[Stored data entries]
-- -- --

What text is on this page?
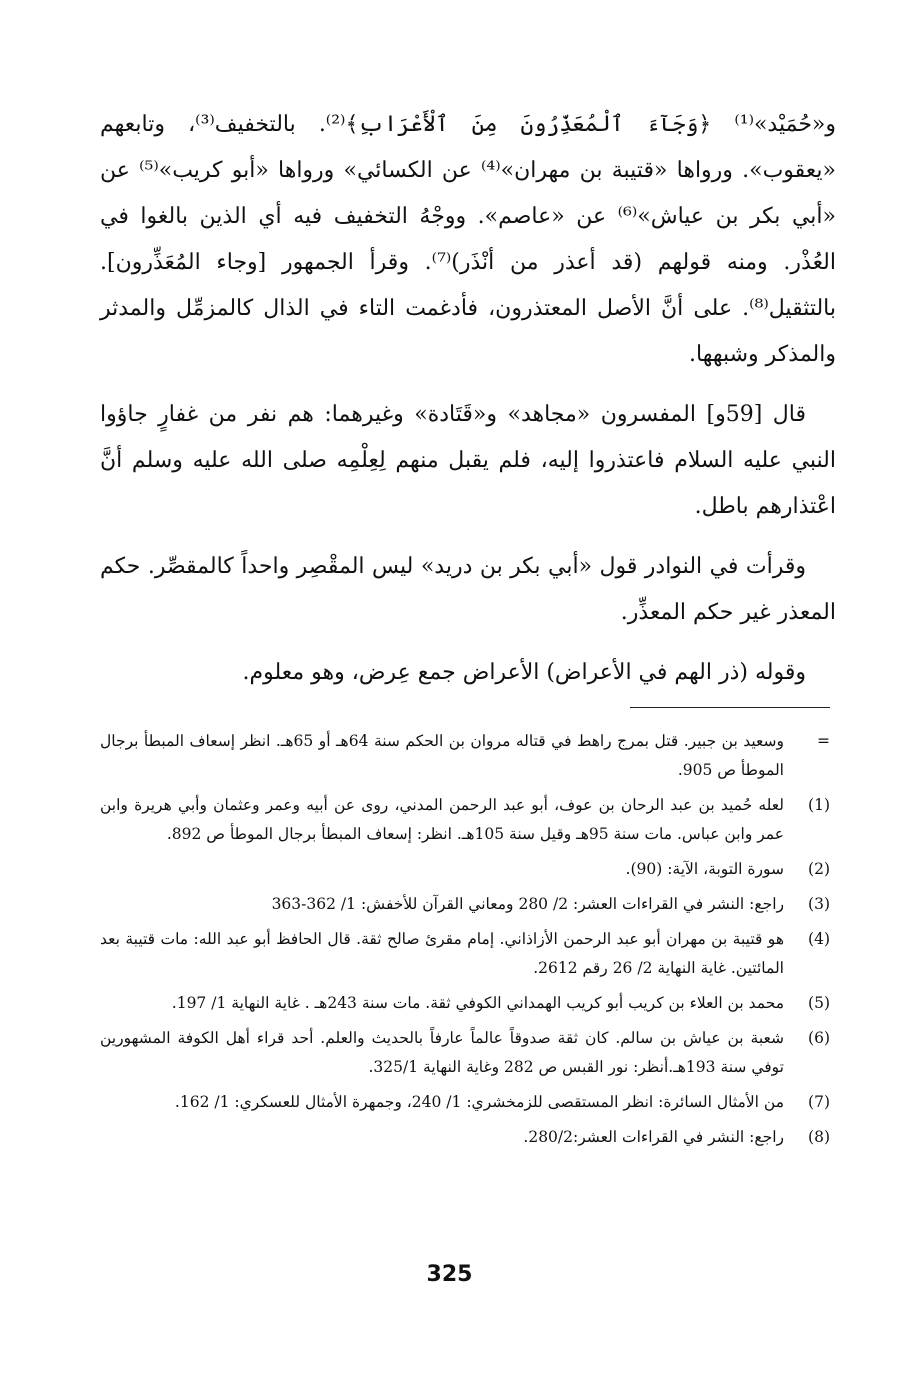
و«حُمَيْد»⁽¹⁾ ﴿وَجَآءَ ٱلْمُعَذِّرُونَ مِنَ ٱلْأَعْرَابِ﴾⁽²⁾. بالتخفيف⁽³⁾، وتابعهم «يعقوب». ورواها «قتيبة بن مهران»⁽⁴⁾ عن الكسائي» ورواها «أبو كريب»⁽⁵⁾ عن «أبي بكر بن عياش»⁽⁶⁾ عن «عاصم». ووجْهُ التخفيف فيه أي الذين بالغوا في العُذْر. ومنه قولهم (قد أعذر من أنْذَر)⁽⁷⁾. وقرأ الجمهور [وجاء المُعَذِّرون]. بالتثقيل⁽⁸⁾. على أنَّ الأصل المعتذرون، فأدغمت التاء في الذال كالمزمِّل والمدثر والمذكر وشبهها.

قال [59و] المفسرون «مجاهد» و«قَتَادة» وغيرهما: هم نفر من غفارٍ جاؤوا النبي عليه السلام فاعتذروا إليه، فلم يقبل منهم لِعِلْمِه صلى الله عليه وسلم أنَّ اعْتذارهم باطل.

وقرأت في النوادر قول «أبي بكر بن دريد» ليس المقْصِر واحداً كالمقصِّر. حكم المعذر غير حكم المعذِّر.

وقوله (ذر الهم في الأعراض) الأعراض جمع عِرض، وهو معلوم.

=
وسعيد بن جبير. قتل بمرج راهط في قتاله مروان بن الحكم سنة 64هـ أو 65هـ. انظر إسعاف المبطأ برجال الموطأ ص 905.
(1)
لعله حُميد بن عبد الرحان بن عوف، أبو عبد الرحمن المدني، روى عن أبيه وعمر وعثمان وأبي هريرة وابن عمر وابن عباس. مات سنة 95هـ وقيل سنة 105هـ. انظر: إسعاف المبطأ برجال الموطأ ص 892.
(2)
سورة التوبة، الآية: (90).
(3)
راجع: النشر في القراءات العشر: 2/ 280 ومعاني القرآن للأخفش: 1/ 362-363
(4)
هو قتيبة بن مهران أبو عبد الرحمن الأزاذاني. إمام مقرئ صالح ثقة. قال الحافظ أبو عبد الله: مات قتيبة بعد المائتين. غاية النهاية 2/ 26 رقم 2612.
(5)
محمد بن العلاء بن كريب أبو كريب الهمداني الكوفي ثقة. مات سنة 243هـ . غاية النهاية 1/ 197.
(6)
شعبة بن عياش بن سالم. كان ثقة صدوقاً عالماً عارفاً بالحديث والعلم. أحد قراء أهل الكوفة المشهورين توفي سنة 193هـ.أنظر: نور القبس ص 282 وغاية النهاية 325/1.
(7)
من الأمثال السائرة: انظر المستقصى للزمخشري: 1/ 240، وجمهرة الأمثال للعسكري: 1/ 162.
(8)
راجع: النشر في القراءات العشر:280/2.
325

-- -- --

▸ **Requirements**:
Say how many lines of the data include the word "المبطأ". Nothing other than the number should be given.

▸ **Solution**:
2